◆ Problem to solve: Leaving out the pictures, transcribe all of the records faithfully.

◆ A run of records:
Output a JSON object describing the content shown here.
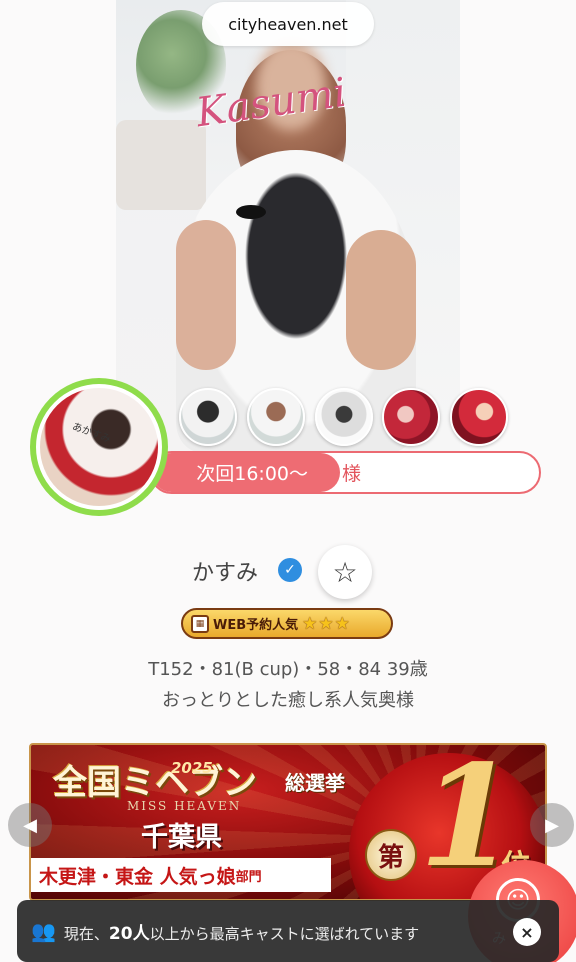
{
  "browser": {
    "url": "cityheaven.net"
  },
  "profile": {
    "photo_caption": "Kasumi",
    "avatar_caption": "あかすみ",
    "thumbnails": [
      "gallery-photo-1",
      "gallery-photo-2",
      "gallery-photo-3",
      "gallery-photo-4",
      "gallery-photo-5"
    ],
    "schedule_label": "次回16:00〜",
    "schedule_trailing": "様",
    "name": "かすみ",
    "verified_icon": "check",
    "favorite_icon": "☆",
    "badge_text": "WEB予約人気",
    "badge_stars": "★★★",
    "specs": "T152・81(B cup)・58・84  39歳",
    "catchphrase": "おっとりとした癒し系人気奥様"
  },
  "banner": {
    "title": "全国ミヘブン",
    "year": "2025",
    "subtitle": "総選挙",
    "miss": "MISS HEAVEN",
    "prefecture": "千葉県",
    "region": "木更津・東金  人気っ娘",
    "region_suffix": "部門",
    "rank_prefix": "第",
    "rank": "1",
    "rank_suffix": "位"
  },
  "fab": {
    "label": "み",
    "icon": "☺"
  },
  "toast": {
    "prefix": "現在、",
    "count": "20人",
    "suffix": "以上から最高キャストに選ばれています",
    "close_icon": "×"
  },
  "colors": {
    "accent": "#ee6c73",
    "ring": "#8fdc4b",
    "verified": "#2f8ee0"
  }
}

◆ Solution for this exercise:
Output a JSON object describing the content shown here.
{
  "browser": {
    "url": "cityheaven.net"
  },
  "profile": {
    "photo_caption": "Kasumi",
    "avatar_caption": "あかすみ",
    "thumbnails": [
      "gallery-photo-1",
      "gallery-photo-2",
      "gallery-photo-3",
      "gallery-photo-4",
      "gallery-photo-5"
    ],
    "schedule_label": "次回16:00〜",
    "schedule_trailing": "様",
    "name": "かすみ",
    "verified_icon": "check",
    "favorite_icon": "☆",
    "badge_text": "WEB予約人気",
    "badge_stars": "★★★",
    "specs": "T152・81(B cup)・58・84  39歳",
    "catchphrase": "おっとりとした癒し系人気奥様"
  },
  "banner": {
    "title": "全国ミヘブン",
    "year": "2025",
    "subtitle": "総選挙",
    "miss": "MISS HEAVEN",
    "prefecture": "千葉県",
    "region": "木更津・東金  人気っ娘",
    "region_suffix": "部門",
    "rank_prefix": "第",
    "rank": "1",
    "rank_suffix": "位"
  },
  "fab": {
    "label": "み",
    "icon": "☺"
  },
  "toast": {
    "prefix": "現在、",
    "count": "20人",
    "suffix": "以上から最高キャストに選ばれています",
    "close_icon": "×"
  },
  "colors": {
    "accent": "#ee6c73",
    "ring": "#8fdc4b",
    "verified": "#2f8ee0"
  }
}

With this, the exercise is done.